### The data ###
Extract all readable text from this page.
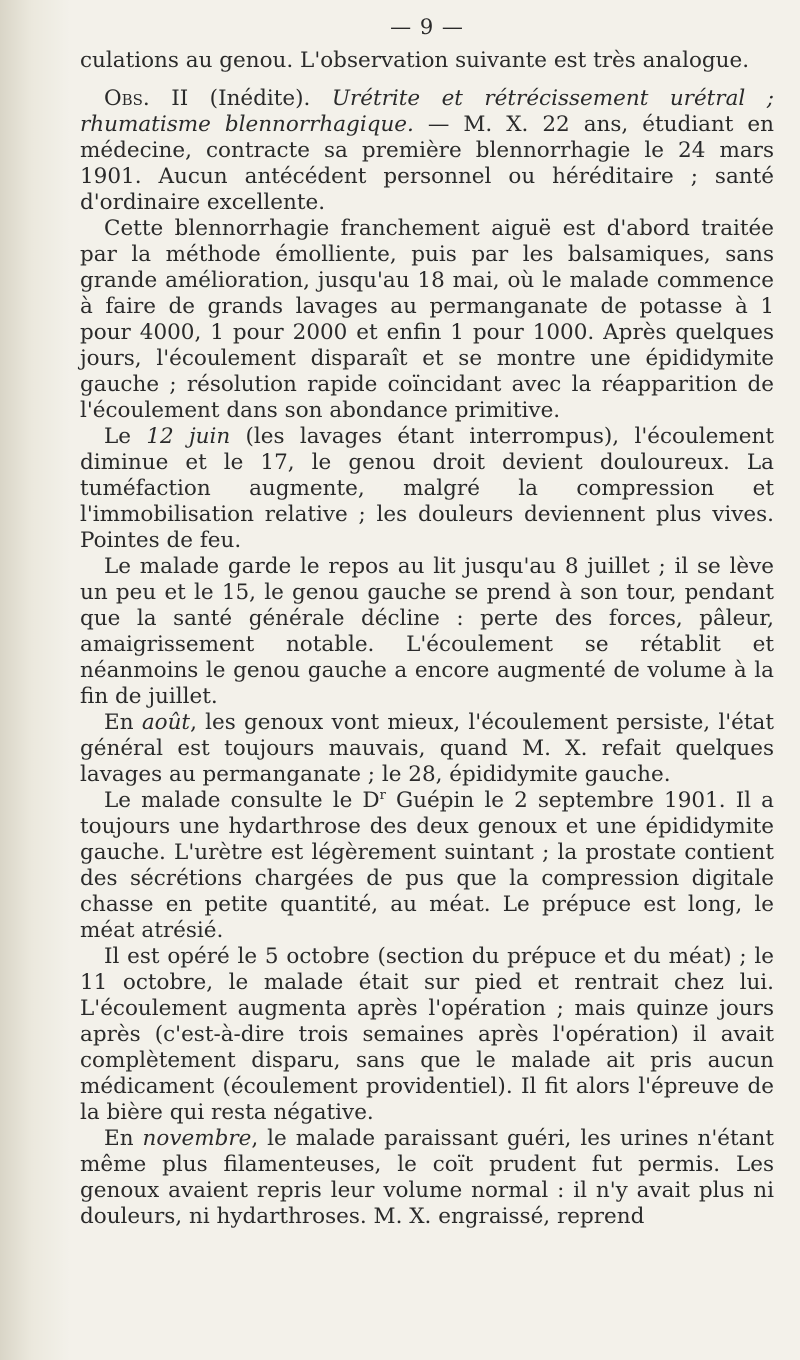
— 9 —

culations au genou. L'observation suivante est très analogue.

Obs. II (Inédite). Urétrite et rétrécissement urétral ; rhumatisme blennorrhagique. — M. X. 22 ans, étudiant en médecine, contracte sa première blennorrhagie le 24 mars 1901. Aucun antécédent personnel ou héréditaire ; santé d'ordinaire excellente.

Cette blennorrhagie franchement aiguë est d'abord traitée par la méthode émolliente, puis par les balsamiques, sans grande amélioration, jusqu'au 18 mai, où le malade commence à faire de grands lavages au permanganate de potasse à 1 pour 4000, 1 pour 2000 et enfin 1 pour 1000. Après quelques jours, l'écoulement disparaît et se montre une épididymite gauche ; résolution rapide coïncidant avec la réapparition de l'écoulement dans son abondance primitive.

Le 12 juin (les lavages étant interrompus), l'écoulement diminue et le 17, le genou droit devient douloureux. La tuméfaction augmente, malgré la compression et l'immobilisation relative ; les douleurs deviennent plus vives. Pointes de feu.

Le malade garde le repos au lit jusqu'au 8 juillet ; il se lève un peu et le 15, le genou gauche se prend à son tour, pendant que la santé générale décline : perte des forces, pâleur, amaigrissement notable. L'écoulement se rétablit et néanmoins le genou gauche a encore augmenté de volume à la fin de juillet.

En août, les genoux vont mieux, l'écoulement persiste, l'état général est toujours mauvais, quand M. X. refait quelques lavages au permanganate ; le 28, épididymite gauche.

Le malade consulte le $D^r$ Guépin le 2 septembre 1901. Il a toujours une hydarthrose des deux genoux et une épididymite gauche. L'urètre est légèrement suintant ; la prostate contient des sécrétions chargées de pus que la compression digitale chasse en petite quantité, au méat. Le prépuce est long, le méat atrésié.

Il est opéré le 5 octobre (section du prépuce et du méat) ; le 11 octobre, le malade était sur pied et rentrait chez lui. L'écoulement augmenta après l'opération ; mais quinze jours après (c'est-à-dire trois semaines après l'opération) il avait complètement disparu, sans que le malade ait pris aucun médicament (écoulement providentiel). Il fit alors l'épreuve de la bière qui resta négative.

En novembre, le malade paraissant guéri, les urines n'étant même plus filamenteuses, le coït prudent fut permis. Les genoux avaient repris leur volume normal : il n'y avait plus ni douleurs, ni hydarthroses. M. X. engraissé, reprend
###
### The data ###
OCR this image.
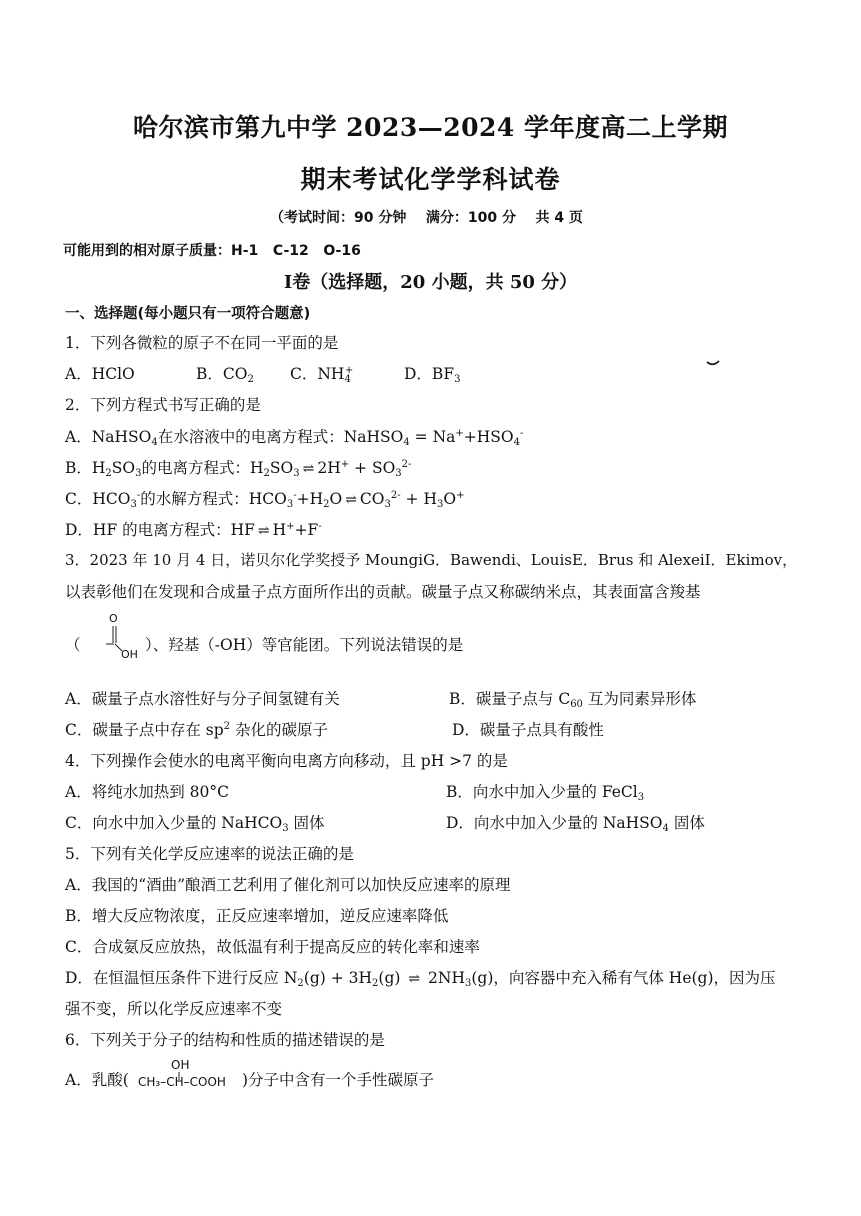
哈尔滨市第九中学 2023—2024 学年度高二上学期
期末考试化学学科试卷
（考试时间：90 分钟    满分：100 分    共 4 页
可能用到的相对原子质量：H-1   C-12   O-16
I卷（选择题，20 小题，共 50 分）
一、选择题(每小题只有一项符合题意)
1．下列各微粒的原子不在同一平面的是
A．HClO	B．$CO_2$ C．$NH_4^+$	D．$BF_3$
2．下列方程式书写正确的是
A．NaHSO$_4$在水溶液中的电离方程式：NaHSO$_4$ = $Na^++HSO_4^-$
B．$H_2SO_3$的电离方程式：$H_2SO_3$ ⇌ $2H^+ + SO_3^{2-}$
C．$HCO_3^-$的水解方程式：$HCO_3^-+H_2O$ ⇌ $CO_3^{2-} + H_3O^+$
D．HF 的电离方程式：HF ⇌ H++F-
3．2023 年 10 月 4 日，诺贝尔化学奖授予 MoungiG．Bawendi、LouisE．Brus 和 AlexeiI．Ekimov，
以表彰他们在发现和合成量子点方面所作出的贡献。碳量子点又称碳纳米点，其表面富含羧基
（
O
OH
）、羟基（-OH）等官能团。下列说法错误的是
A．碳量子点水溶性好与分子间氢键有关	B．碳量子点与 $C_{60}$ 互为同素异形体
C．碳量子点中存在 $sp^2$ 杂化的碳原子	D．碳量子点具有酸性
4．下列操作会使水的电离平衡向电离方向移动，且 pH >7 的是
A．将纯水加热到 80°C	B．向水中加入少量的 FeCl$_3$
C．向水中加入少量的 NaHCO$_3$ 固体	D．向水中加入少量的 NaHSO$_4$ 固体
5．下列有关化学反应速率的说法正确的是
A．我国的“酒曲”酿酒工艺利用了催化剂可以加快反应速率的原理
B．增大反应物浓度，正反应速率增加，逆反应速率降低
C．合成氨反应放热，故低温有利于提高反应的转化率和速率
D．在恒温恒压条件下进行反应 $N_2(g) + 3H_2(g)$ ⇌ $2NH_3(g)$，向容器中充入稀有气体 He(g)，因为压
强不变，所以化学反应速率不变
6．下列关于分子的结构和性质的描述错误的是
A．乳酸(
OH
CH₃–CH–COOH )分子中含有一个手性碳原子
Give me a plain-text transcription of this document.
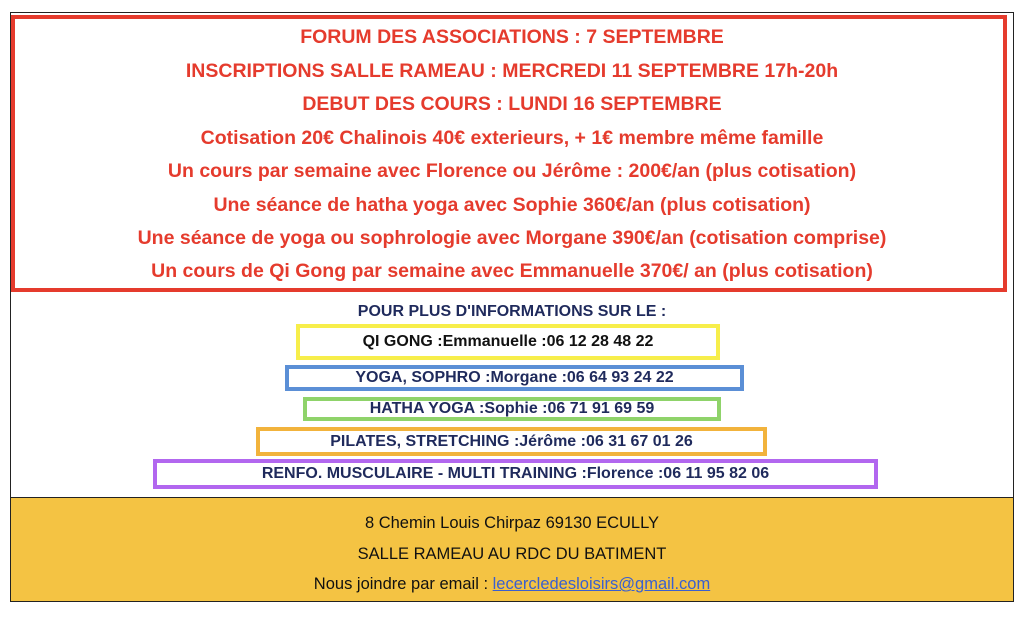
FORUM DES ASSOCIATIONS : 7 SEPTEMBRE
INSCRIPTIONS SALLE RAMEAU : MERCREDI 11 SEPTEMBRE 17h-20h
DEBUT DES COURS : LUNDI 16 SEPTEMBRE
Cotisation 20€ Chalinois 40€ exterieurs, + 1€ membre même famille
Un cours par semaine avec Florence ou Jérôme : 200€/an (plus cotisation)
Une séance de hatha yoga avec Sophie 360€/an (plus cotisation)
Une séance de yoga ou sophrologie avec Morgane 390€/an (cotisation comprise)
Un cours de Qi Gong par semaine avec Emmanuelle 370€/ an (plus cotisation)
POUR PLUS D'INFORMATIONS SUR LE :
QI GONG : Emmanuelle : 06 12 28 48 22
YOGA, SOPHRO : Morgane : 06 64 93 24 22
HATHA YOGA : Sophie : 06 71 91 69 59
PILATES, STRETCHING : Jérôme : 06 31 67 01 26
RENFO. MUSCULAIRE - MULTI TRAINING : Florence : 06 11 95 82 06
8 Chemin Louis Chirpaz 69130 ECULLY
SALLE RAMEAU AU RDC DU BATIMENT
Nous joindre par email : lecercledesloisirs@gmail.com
###
### The data ###
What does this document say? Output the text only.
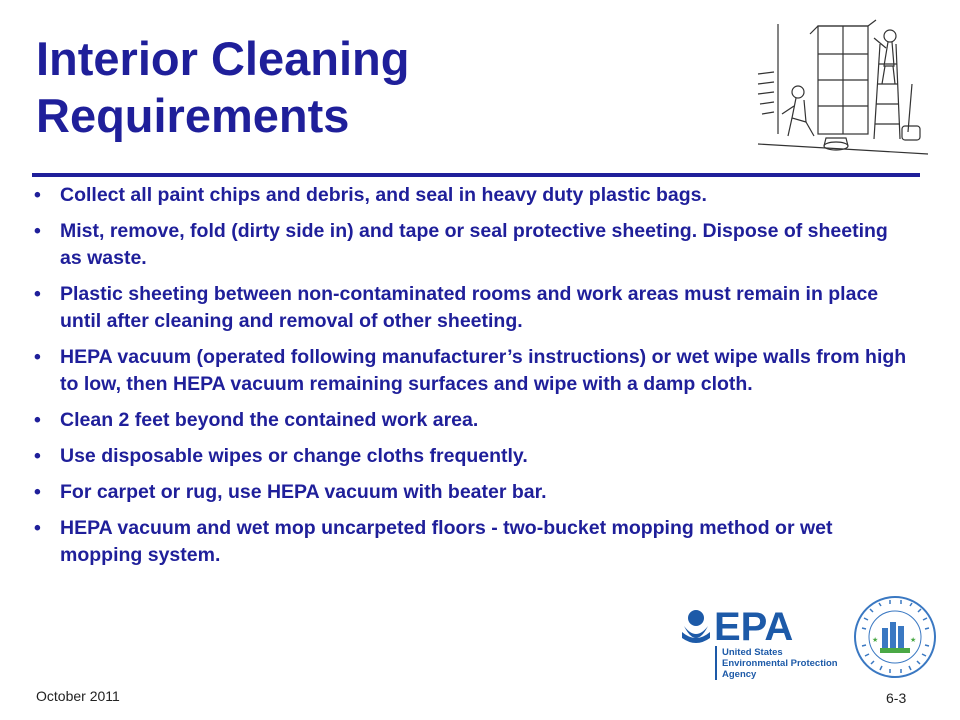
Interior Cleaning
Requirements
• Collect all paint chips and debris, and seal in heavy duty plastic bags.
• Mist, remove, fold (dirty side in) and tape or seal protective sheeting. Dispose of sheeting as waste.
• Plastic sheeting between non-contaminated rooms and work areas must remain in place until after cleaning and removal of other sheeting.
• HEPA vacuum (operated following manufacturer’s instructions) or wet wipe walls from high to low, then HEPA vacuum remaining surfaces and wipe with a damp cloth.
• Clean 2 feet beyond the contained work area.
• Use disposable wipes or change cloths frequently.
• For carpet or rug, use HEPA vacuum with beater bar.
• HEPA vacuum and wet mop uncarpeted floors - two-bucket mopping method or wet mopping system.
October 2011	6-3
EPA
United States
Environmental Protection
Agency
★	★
###
Short exercise: Single out each line of the records above with the string "genoux" in it, and copy it.

Complete output:
En août, les genoux vont mieux, l'écoulement persiste, l'état général est toujours mauvais, quand M. X. refait quelques lavages au permanganate ; le 28, épididymite gauche.
Le malade consulte le $D^r$ Guépin le 2 septembre 1901. Il a toujours une hydarthrose des deux genoux et une épididymite gauche. L'urètre est légèrement suintant ; la prostate contient des sécrétions chargées de pus que la compression digitale chasse en petite quantité, au méat. Le prépuce est long, le méat atrésié.
En novembre, le malade paraissant guéri, les urines n'étant même plus filamenteuses, le coït prudent fut permis. Les genoux avaient repris leur volume normal : il n'y avait plus ni douleurs, ni hydarthroses. M. X. engraissé, reprend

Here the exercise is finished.